▸ **Data lines**:
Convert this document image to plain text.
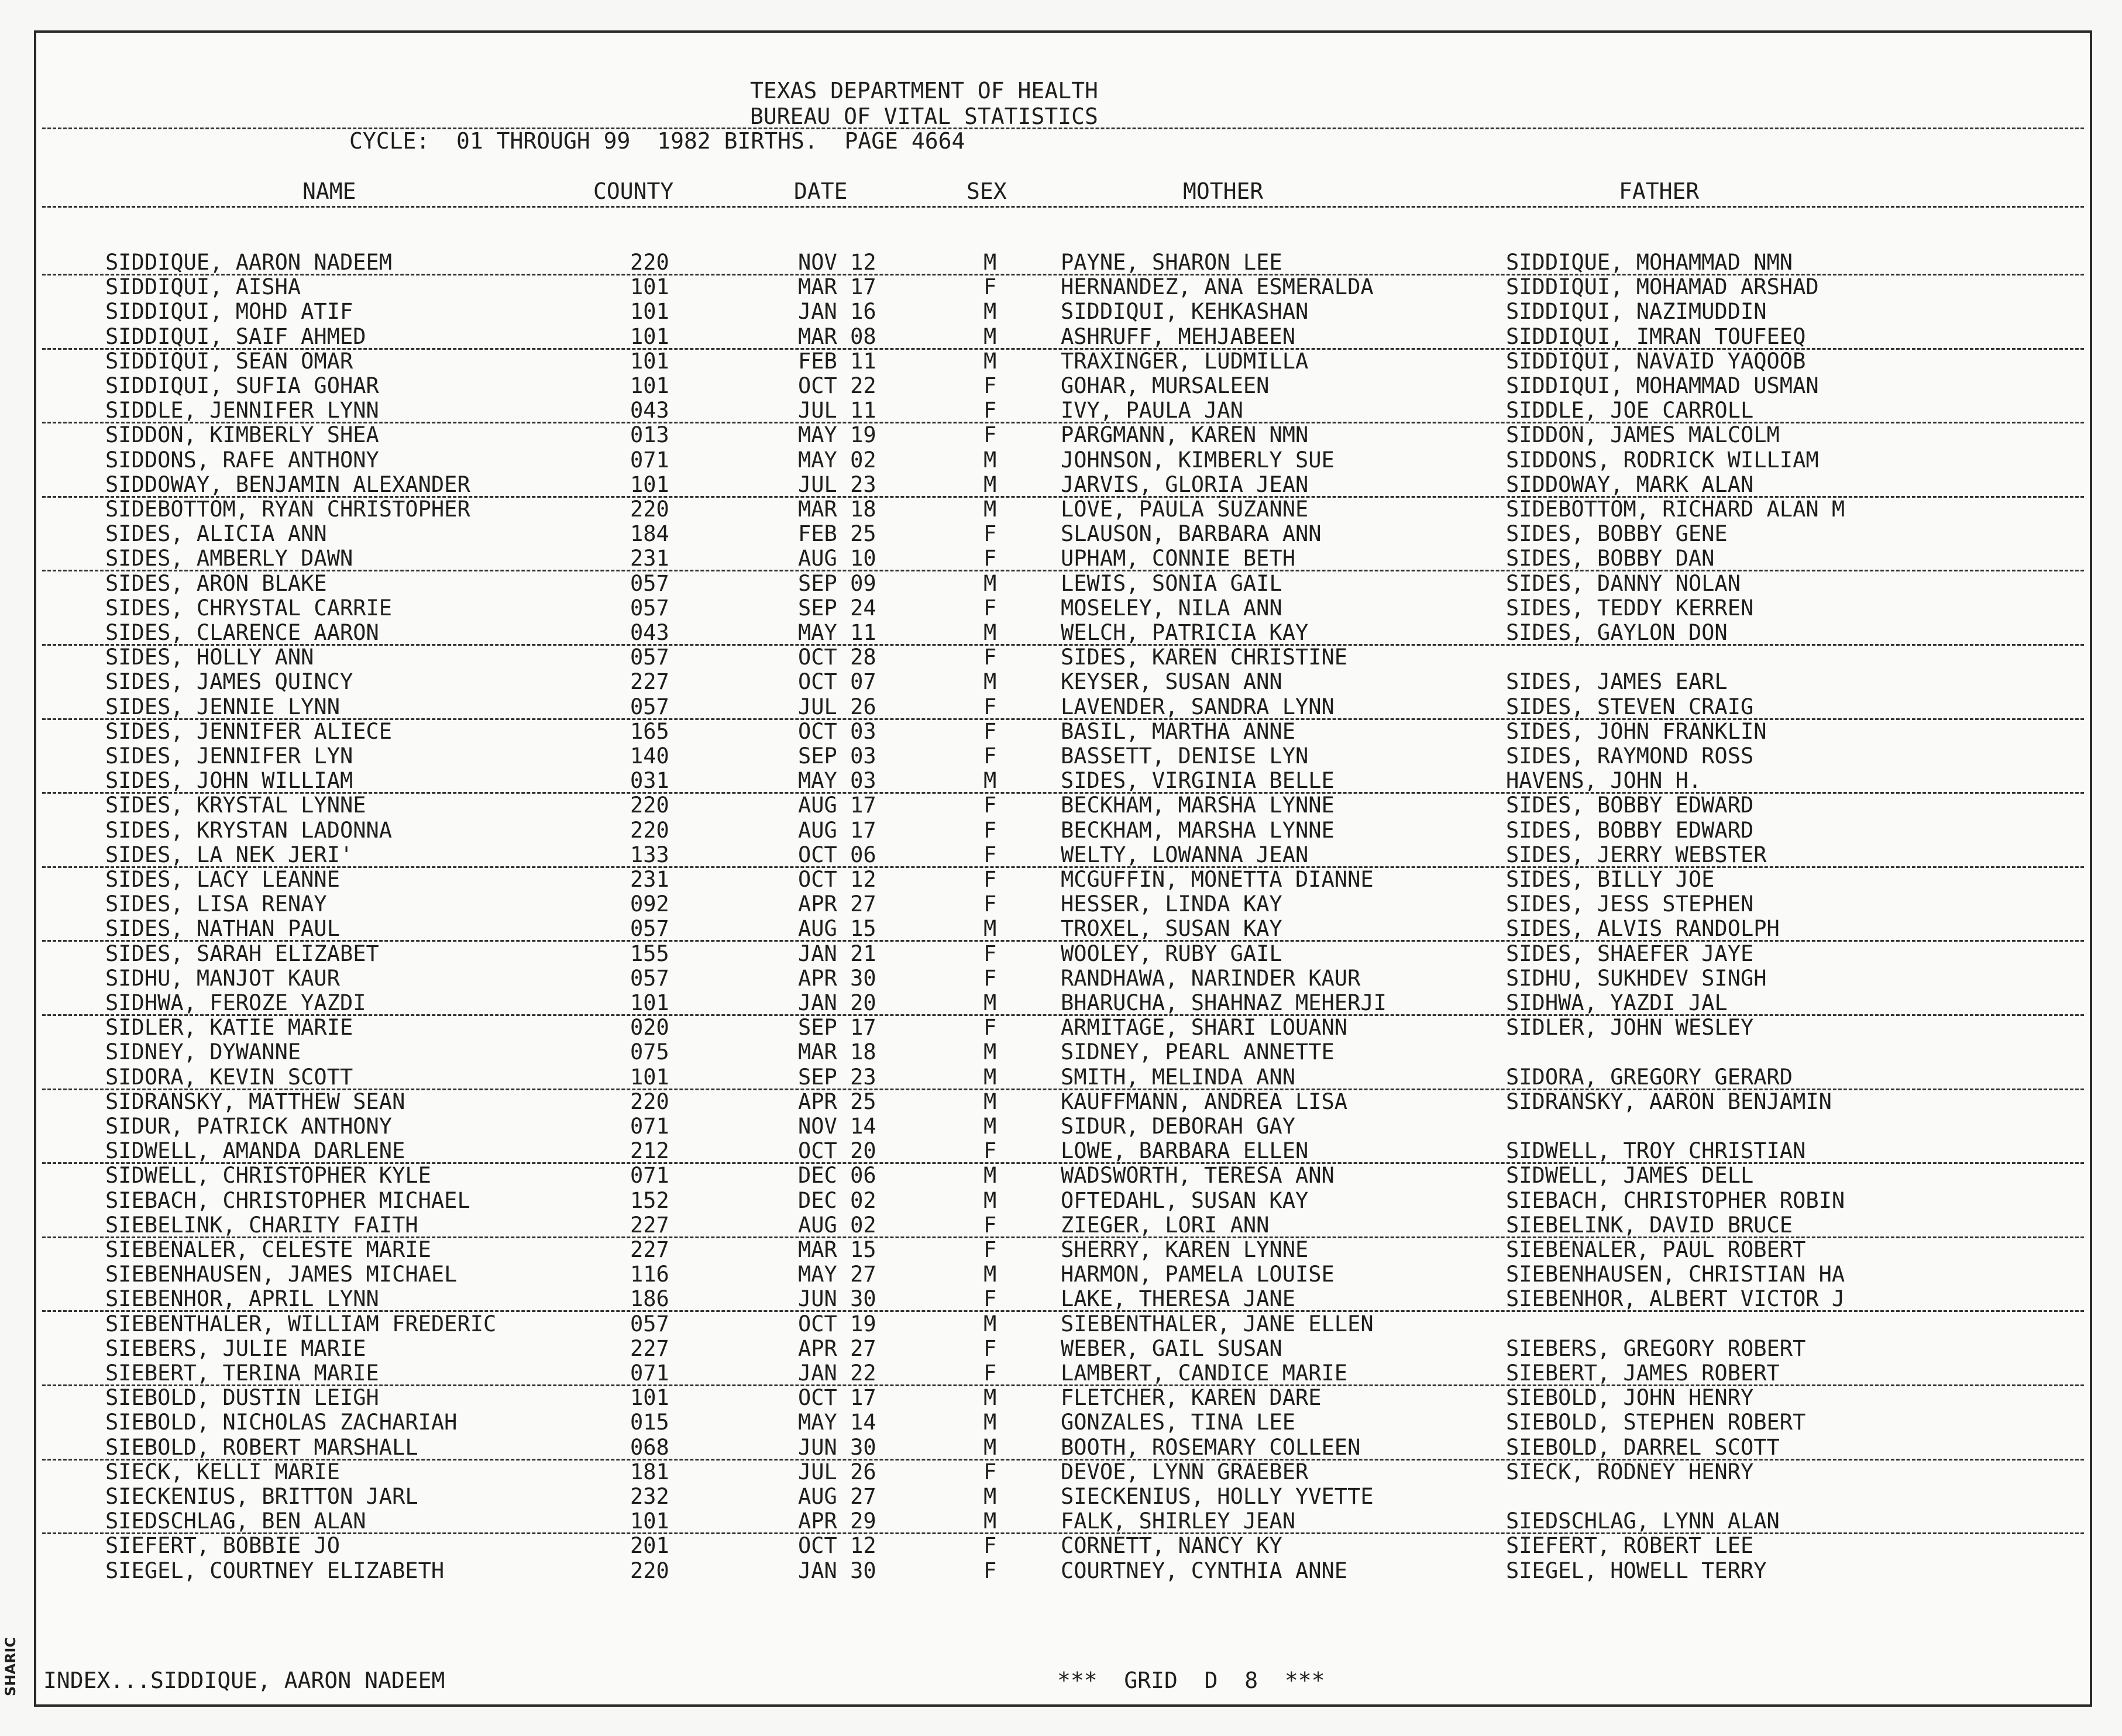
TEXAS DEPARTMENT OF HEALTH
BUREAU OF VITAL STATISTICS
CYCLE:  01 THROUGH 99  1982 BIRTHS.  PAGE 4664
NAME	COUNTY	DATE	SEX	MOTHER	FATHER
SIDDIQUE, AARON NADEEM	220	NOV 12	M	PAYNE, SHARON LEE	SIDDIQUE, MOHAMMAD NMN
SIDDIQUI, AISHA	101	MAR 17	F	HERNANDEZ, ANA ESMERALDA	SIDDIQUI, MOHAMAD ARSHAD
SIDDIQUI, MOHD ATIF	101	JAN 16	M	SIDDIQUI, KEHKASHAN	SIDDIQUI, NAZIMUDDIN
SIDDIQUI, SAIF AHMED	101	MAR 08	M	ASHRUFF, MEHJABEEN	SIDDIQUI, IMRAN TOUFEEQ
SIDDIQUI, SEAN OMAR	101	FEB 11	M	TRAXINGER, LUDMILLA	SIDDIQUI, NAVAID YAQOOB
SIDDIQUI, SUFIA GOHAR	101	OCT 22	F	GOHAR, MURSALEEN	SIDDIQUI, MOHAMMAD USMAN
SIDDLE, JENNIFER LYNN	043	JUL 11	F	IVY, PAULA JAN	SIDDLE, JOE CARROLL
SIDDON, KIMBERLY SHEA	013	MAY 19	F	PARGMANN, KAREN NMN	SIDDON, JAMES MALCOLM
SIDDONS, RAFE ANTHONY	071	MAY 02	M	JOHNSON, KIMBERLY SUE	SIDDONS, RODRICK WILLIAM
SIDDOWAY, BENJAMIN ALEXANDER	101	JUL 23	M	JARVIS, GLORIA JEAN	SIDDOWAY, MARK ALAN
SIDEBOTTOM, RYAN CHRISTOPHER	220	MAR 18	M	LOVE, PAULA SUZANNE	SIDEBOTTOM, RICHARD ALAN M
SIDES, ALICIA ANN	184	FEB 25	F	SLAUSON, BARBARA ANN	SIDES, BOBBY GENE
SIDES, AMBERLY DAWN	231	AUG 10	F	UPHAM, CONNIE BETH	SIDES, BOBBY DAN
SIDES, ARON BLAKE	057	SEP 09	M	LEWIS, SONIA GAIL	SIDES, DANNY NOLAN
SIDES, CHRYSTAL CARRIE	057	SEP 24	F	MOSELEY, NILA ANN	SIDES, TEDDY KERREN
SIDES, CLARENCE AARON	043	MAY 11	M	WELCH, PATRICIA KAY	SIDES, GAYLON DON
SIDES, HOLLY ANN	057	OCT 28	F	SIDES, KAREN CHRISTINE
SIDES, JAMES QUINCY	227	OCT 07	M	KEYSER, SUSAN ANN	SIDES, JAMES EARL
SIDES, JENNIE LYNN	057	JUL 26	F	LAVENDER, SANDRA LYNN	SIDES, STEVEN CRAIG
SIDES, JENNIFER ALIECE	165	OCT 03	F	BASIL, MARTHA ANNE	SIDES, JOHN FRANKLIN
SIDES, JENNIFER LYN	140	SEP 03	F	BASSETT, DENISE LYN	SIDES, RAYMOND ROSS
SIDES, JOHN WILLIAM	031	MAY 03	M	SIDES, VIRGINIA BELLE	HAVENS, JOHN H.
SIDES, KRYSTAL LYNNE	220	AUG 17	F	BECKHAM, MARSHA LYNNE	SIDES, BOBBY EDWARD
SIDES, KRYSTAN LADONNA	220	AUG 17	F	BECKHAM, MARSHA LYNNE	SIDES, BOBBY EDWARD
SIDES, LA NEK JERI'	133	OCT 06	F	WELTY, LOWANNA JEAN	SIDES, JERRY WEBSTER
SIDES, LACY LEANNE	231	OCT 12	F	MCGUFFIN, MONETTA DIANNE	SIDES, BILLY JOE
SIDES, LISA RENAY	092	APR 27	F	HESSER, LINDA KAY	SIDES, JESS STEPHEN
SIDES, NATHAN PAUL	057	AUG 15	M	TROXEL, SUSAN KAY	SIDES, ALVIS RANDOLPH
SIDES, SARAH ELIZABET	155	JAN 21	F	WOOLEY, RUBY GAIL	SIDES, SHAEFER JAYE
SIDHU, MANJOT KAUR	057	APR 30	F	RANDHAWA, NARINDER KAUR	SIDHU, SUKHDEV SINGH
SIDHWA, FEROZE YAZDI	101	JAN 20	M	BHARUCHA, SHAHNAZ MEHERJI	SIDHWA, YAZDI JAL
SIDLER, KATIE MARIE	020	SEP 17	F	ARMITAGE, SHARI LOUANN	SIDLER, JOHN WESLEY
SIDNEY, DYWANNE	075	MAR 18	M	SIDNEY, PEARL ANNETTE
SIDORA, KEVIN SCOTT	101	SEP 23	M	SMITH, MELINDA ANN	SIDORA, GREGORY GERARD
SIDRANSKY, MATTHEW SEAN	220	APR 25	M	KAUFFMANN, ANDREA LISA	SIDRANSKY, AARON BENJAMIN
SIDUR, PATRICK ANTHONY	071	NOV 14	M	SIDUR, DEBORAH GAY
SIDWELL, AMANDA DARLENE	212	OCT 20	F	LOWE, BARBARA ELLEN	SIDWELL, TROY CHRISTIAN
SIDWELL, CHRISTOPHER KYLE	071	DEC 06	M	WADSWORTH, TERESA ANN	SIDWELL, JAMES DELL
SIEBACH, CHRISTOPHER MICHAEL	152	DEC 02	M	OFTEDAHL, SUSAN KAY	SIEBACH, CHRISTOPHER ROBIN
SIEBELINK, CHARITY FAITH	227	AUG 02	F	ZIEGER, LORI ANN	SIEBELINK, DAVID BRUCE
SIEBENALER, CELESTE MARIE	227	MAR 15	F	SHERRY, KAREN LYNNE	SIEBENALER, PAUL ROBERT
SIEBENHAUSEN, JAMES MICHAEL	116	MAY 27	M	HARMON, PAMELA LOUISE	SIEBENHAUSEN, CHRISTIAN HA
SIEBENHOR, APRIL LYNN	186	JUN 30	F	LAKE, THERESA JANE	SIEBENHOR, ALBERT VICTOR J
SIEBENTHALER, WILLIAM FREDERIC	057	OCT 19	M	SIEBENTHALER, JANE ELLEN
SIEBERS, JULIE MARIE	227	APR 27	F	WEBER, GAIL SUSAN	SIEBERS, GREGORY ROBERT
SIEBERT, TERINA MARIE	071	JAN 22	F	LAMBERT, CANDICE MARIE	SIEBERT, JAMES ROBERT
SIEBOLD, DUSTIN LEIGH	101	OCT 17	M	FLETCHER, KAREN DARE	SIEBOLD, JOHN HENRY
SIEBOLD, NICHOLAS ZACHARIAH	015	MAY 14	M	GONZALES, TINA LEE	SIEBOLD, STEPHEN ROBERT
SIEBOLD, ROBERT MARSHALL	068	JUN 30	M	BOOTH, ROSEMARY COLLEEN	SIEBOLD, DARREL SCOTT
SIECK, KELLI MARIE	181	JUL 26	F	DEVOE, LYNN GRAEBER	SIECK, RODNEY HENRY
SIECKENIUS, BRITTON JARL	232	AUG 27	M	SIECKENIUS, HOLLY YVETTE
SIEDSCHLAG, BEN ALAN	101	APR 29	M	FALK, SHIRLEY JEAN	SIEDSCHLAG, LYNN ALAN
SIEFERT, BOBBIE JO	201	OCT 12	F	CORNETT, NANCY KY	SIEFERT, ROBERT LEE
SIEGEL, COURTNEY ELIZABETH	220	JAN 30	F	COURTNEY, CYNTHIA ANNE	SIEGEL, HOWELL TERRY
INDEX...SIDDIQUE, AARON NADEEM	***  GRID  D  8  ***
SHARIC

---

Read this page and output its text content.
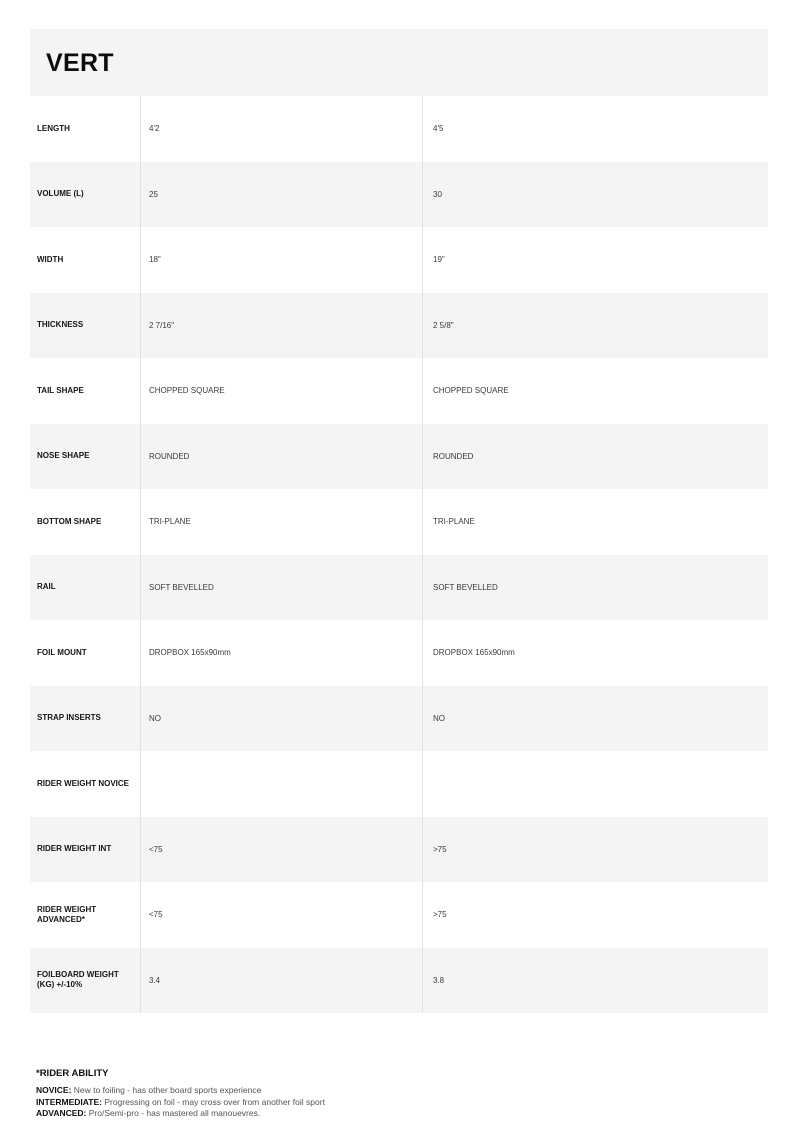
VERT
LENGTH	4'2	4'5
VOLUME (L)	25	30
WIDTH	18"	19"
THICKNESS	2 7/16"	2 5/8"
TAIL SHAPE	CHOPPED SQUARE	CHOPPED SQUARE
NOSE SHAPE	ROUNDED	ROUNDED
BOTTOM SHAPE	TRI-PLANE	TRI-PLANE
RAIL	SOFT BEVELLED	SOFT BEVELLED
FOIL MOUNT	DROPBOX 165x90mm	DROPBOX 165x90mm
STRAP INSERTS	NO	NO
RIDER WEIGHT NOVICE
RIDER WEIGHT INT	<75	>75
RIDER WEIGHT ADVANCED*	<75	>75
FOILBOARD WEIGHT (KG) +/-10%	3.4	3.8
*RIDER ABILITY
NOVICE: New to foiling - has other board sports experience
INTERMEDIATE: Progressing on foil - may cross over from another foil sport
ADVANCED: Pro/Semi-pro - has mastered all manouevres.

▸ **Written task**:
Search the data for "BARBARA" and list every line in which it occurs.

▸ **Worked solution**:
SIDES, ALICIA ANN	184	FEB 25	F	SLAUSON, BARBARA ANN	SIDES, BOBBY GENE
SIDWELL, AMANDA DARLENE	212	OCT 20	F	LOWE, BARBARA ELLEN	SIDWELL, TROY CHRISTIAN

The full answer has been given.